EXERCISE REQUIREMENTS
Give all of the lines again exactly as they read.

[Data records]

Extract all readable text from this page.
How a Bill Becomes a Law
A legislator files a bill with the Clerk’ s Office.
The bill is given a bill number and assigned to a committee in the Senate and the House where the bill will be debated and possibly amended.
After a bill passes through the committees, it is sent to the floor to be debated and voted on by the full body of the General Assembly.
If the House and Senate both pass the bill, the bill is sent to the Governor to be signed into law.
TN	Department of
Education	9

REPLY TO THE TASK
Extract all readable text from this page.
How a Bill Becomes a Law
A legislator files a bill with the Clerk’ s Office.
The bill is given a bill number and assigned to a committee in the Senate and the House where the bill will be debated and possibly amended.
After a bill passes through the committees, it is sent to the floor to be debated and voted on by the full body of the General Assembly.
If the House and Senate both pass the bill, the bill is sent to the Governor to be signed into law.
TN	Department of
Education	9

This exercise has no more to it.